## Goal
Write out the material exactly, without any of its pictures.

[Dataset entries]
::::::::::

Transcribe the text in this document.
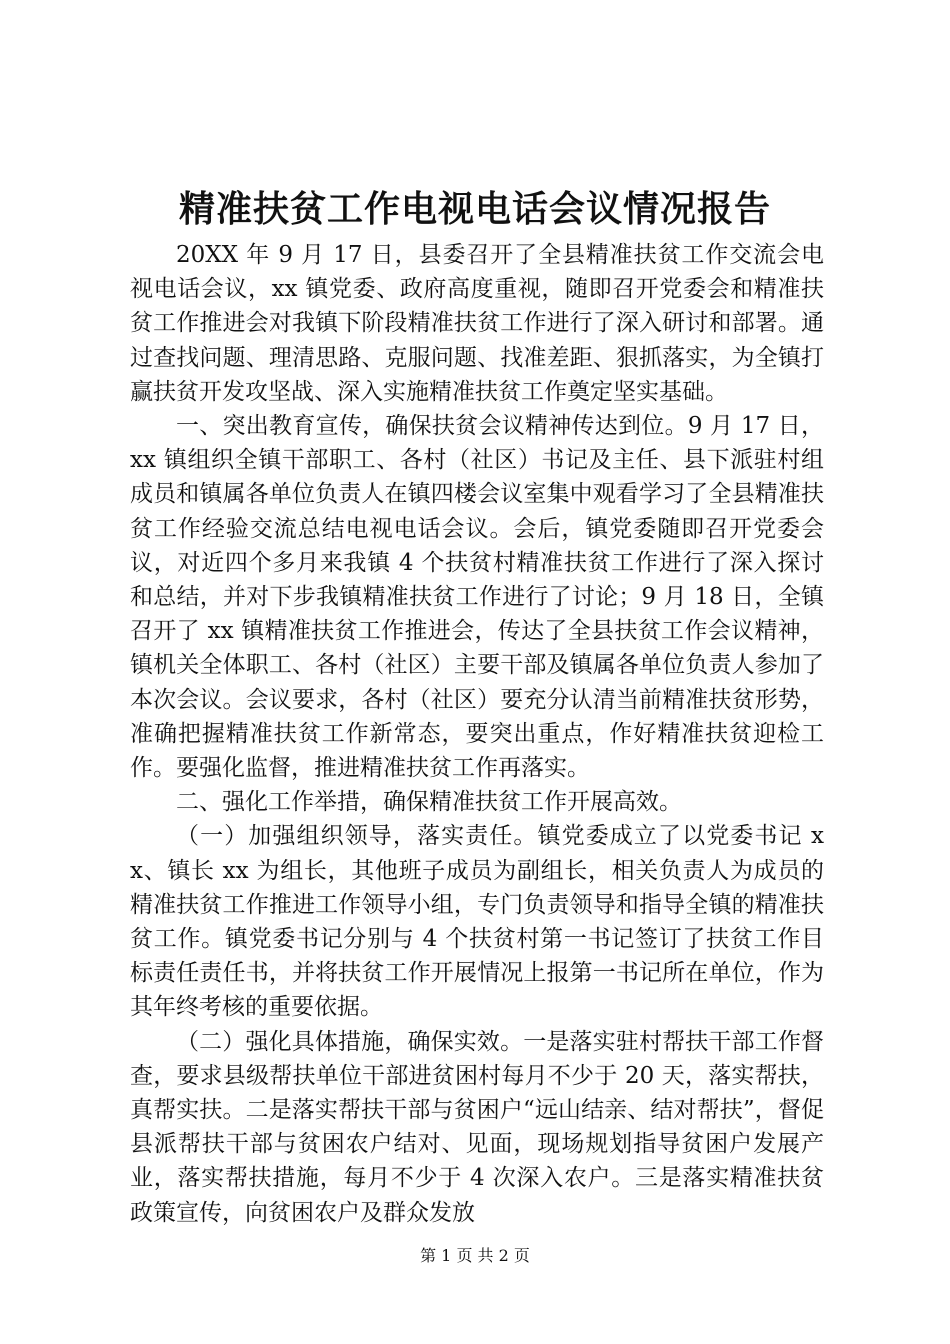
精准扶贫工作电视电话会议情况报告

20XX 年 9 月 17 日，县委召开了全县精准扶贫工作交流会电视电话会议，xx 镇党委、政府高度重视，随即召开党委会和精准扶贫工作推进会对我镇下阶段精准扶贫工作进行了深入研讨和部署。通过查找问题、理清思路、克服问题、找准差距、狠抓落实，为全镇打赢扶贫开发攻坚战、深入实施精准扶贫工作奠定坚实基础。

一、突出教育宣传，确保扶贫会议精神传达到位。9 月 17 日，xx 镇组织全镇干部职工、各村（社区）书记及主任、县下派驻村组成员和镇属各单位负责人在镇四楼会议室集中观看学习了全县精准扶贫工作经验交流总结电视电话会议。会后，镇党委随即召开党委会议，对近四个多月来我镇 4 个扶贫村精准扶贫工作进行了深入探讨和总结，并对下步我镇精准扶贫工作进行了讨论；9 月 18 日，全镇召开了 xx 镇精准扶贫工作推进会，传达了全县扶贫工作会议精神，镇机关全体职工、各村（社区）主要干部及镇属各单位负责人参加了本次会议。会议要求，各村（社区）要充分认清当前精准扶贫形势，准确把握精准扶贫工作新常态，要突出重点，作好精准扶贫迎检工作。要强化监督，推进精准扶贫工作再落实。

二、强化工作举措，确保精准扶贫工作开展高效。

（一）加强组织领导，落实责任。镇党委成立了以党委书记 xx、镇长 xx 为组长，其他班子成员为副组长，相关负责人为成员的精准扶贫工作推进工作领导小组，专门负责领导和指导全镇的精准扶贫工作。镇党委书记分别与 4 个扶贫村第一书记签订了扶贫工作目标责任责任书，并将扶贫工作开展情况上报第一书记所在单位，作为其年终考核的重要依据。

（二）强化具体措施，确保实效。一是落实驻村帮扶干部工作督查，要求县级帮扶单位干部进贫困村每月不少于 20 天，落实帮扶，真帮实扶。二是落实帮扶干部与贫困户“远山结亲、结对帮扶”，督促县派帮扶干部与贫困农户结对、见面，现场规划指导贫困户发展产业，落实帮扶措施，每月不少于 4 次深入农户。三是落实精准扶贫政策宣传，向贫困农户及群众发放

第 1 页 共 2 页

::::::::::

## Problem solution
Transcribe the text in this document.
精准扶贫工作电视电话会议情况报告

20XX 年 9 月 17 日，县委召开了全县精准扶贫工作交流会电视电话会议，xx 镇党委、政府高度重视，随即召开党委会和精准扶贫工作推进会对我镇下阶段精准扶贫工作进行了深入研讨和部署。通过查找问题、理清思路、克服问题、找准差距、狠抓落实，为全镇打赢扶贫开发攻坚战、深入实施精准扶贫工作奠定坚实基础。

一、突出教育宣传，确保扶贫会议精神传达到位。9 月 17 日，xx 镇组织全镇干部职工、各村（社区）书记及主任、县下派驻村组成员和镇属各单位负责人在镇四楼会议室集中观看学习了全县精准扶贫工作经验交流总结电视电话会议。会后，镇党委随即召开党委会议，对近四个多月来我镇 4 个扶贫村精准扶贫工作进行了深入探讨和总结，并对下步我镇精准扶贫工作进行了讨论；9 月 18 日，全镇召开了 xx 镇精准扶贫工作推进会，传达了全县扶贫工作会议精神，镇机关全体职工、各村（社区）主要干部及镇属各单位负责人参加了本次会议。会议要求，各村（社区）要充分认清当前精准扶贫形势，准确把握精准扶贫工作新常态，要突出重点，作好精准扶贫迎检工作。要强化监督，推进精准扶贫工作再落实。

二、强化工作举措，确保精准扶贫工作开展高效。

（一）加强组织领导，落实责任。镇党委成立了以党委书记 xx、镇长 xx 为组长，其他班子成员为副组长，相关负责人为成员的精准扶贫工作推进工作领导小组，专门负责领导和指导全镇的精准扶贫工作。镇党委书记分别与 4 个扶贫村第一书记签订了扶贫工作目标责任责任书，并将扶贫工作开展情况上报第一书记所在单位，作为其年终考核的重要依据。

（二）强化具体措施，确保实效。一是落实驻村帮扶干部工作督查，要求县级帮扶单位干部进贫困村每月不少于 20 天，落实帮扶，真帮实扶。二是落实帮扶干部与贫困户“远山结亲、结对帮扶”，督促县派帮扶干部与贫困农户结对、见面，现场规划指导贫困户发展产业，落实帮扶措施，每月不少于 4 次深入农户。三是落实精准扶贫政策宣传，向贫困农户及群众发放

第 1 页 共 2 页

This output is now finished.